====== Data for the task
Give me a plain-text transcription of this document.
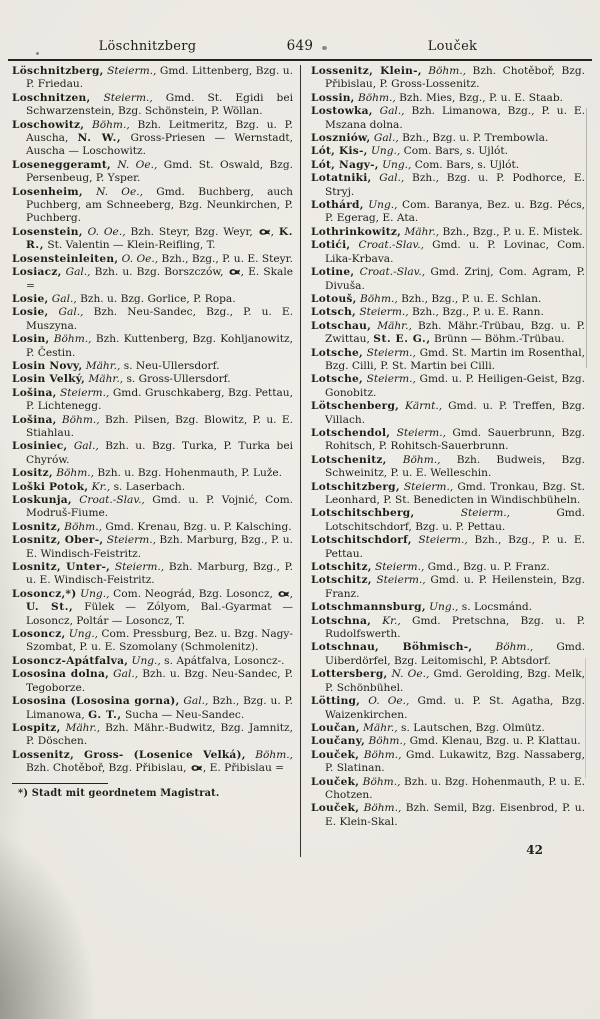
Löschnitzberg	649	Louček

Löschnitzberg, Steierm., Gmd. Littenberg, Bzg. u. P. Friedau.

Loschnitzen, Steierm., Gmd. St. Egidi bei Schwarzenstein, Bzg. Schönstein, P. Wöllan.

Loschowitz, Böhm., Bzh. Leitmeritz, Bzg. u. P. Auscha, N. W., Gross-Priesen — Wernstadt, Auscha — Loschowitz.

Loseneggeramt, N. Oe., Gmd. St. Oswald, Bzg. Persenbeug, P. Ysper.

Losenheim, N. Oe., Gmd. Buchberg, auch Puchberg, am Schneeberg, Bzg. Neunkirchen, P. Puchberg.

Losenstein, O. Oe., Bzh. Steyr, Bzg. Weyr,
, K. R., St. Valentin — Klein-Reifling, T.

Losensteinleiten, O. Oe., Bzh., Bzg., P. u. E. Steyr.

Losiacz, Gal., Bzh. u. Bzg. Borszczów,
, E. Skale =

Losie, Gal., Bzh. u. Bzg. Gorlice, P. Ropa.

Losie, Gal., Bzh. Neu-Sandec, Bzg., P. u. E. Muszyna.

Losin, Böhm., Bzh. Kuttenberg, Bzg. Kohljanowitz, P. Čestin.

Losin Novy, Mähr., s. Neu-Ullersdorf.

Losin Velký, Mähr., s. Gross-Ullersdorf.

Lošina, Steierm., Gmd. Gruschkaberg, Bzg. Pettau, P. Lichtenegg.

Lošina, Böhm., Bzh. Pilsen, Bzg. Blowitz, P. u. E. Stiahlau.

Losiniec, Gal., Bzh. u. Bzg. Turka, P. Turka bei Chyrów.

Lositz, Böhm., Bzh. u. Bzg. Hohenmauth, P. Luže.

Loški Potok, Kr., s. Laserbach.

Loskunja, Croat.-Slav., Gmd. u. P. Vojnić, Com. Modruš-Fiume.

Losnitz, Böhm., Gmd. Krenau, Bzg. u. P. Kalsching.

Losnitz, Ober-, Steierm., Bzh. Marburg, Bzg., P. u. E. Windisch-Feistritz.

Losnitz, Unter-, Steierm., Bzh. Marburg, Bzg., P. u. E. Windisch-Feistritz.

Losoncz,*) Ung., Com. Neográd, Bzg. Losoncz,
, U. St., Fülek — Zólyom, Bal.-Gyarmat — Losoncz, Poltár — Losoncz, T.

Losoncz, Ung., Com. Pressburg, Bez. u. Bzg. Nagy-Szombat, P. u. E. Szomolany (Schmolenitz).

Losoncz-Apátfalva, Ung., s. Apátfalva, Losoncz-.

Lososina dolna, Gal., Bzh. u. Bzg. Neu-Sandec, P. Tegoborze.

Lososina (Lososina gorna), Gal., Bzh., Bzg. u. P. Limanowa, G. T., Sucha — Neu-Sandec.

Lospitz, Mähr., Bzh. Mähr.-Budwitz, Bzg. Jamnitz, P. Döschen.

Lossenitz, Gross- (Losenice Velká), Böhm., Bzh. Chotěboř, Bzg. Přibislau,
, E. Přibislau =

*) Stadt mit geordnetem Magistrat.

Lossenitz, Klein-, Böhm., Bzh. Chotěboř, Bzg. Přibislau, P. Gross-Lossenitz.

Lossin, Böhm., Bzh. Mies, Bzg., P. u. E. Staab.

Lostowka, Gal., Bzh. Limanowa, Bzg., P. u. E. Mszana dolna.

Loszniów, Gal., Bzh., Bzg. u. P. Trembowla.

Lót, Kis-, Ung., Com. Bars, s. Ujlót.

Lót, Nagy-, Ung., Com. Bars, s. Ujlót.

Lotatniki, Gal., Bzh., Bzg. u. P. Podhorce, E. Stryj.

Lothárd, Ung., Com. Baranya, Bez. u. Bzg. Pécs, P. Egerag, E. Ata.

Lothrinkowitz, Mähr., Bzh., Bzg., P. u. E. Mistek.

Lotići, Croat.-Slav., Gmd. u. P. Lovinac, Com. Lika-Krbava.

Lotine, Croat.-Slav., Gmd. Zrinj, Com. Agram, P. Divuša.

Lotouš, Böhm., Bzh., Bzg., P. u. E. Schlan.

Lotsch, Steierm., Bzh., Bzg., P. u. E. Rann.

Lotschau, Mähr., Bzh. Mähr.-Trübau, Bzg. u. P. Zwittau, St. E. G., Brünn — Böhm.-Trübau.

Lotsche, Steierm., Gmd. St. Martin im Rosenthal, Bzg. Cilli, P. St. Martin bei Cilli.

Lotsche, Steierm., Gmd. u. P. Heiligen-Geist, Bzg. Gonobitz.

Lötschenberg, Kärnt., Gmd. u. P. Treffen, Bzg. Villach.

Lotschendol, Steierm., Gmd. Sauerbrunn, Bzg. Rohitsch, P. Rohitsch-Sauerbrunn.

Lotschenitz, Böhm., Bzh. Budweis, Bzg. Schweinitz, P. u. E. Welleschin.

Lotschitzberg, Steierm., Gmd. Tronkau, Bzg. St. Leonhard, P. St. Benedicten in Windischbüheln.

Lotschitschberg, Steierm., Gmd. Lotschitschdorf, Bzg. u. P. Pettau.

Lotschitschdorf, Steierm., Bzh., Bzg., P. u. E. Pettau.

Lotschitz, Steierm., Gmd., Bzg. u. P. Franz.

Lotschitz, Steierm., Gmd. u. P. Heilenstein, Bzg. Franz.

Lotschmannsburg, Ung., s. Locsmánd.

Lotschna, Kr., Gmd. Pretschna, Bzg. u. P. Rudolfswerth.

Lotschnau, Böhmisch-, Böhm., Gmd. Uiberdörfel, Bzg. Leitomischl, P. Abtsdorf.

Lottersberg, N. Oe., Gmd. Gerolding, Bzg. Melk, P. Schönbühel.

Lötting, O. Oe., Gmd. u. P. St. Agatha, Bzg. Waizenkirchen.

Loučan, Mähr., s. Lautschen, Bzg. Olmütz.

Loučany, Böhm., Gmd. Klenau, Bzg. u. P. Klattau.

Louček, Böhm., Gmd. Lukawitz, Bzg. Nassaberg, P. Slatinan.

Louček, Böhm., Bzh. u. Bzg. Hohenmauth, P. u. E. Chotzen.

Louček, Böhm., Bzh. Semil, Bzg. Eisenbrod, P. u. E. Klein-Skal.

42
============
▶ [Directions for this task]: Go through the records above and copy every line with the word "Chotěboř".

▶ [Correct answer]:
Lossenitz, Gross- (Losenice Velká), Böhm., Bzh. Chotěboř, Bzg. Přibislau,
Lossenitz, Klein-, Böhm., Bzh. Chotěboř, Bzg. Přibislau, P. Gross-Lossenitz.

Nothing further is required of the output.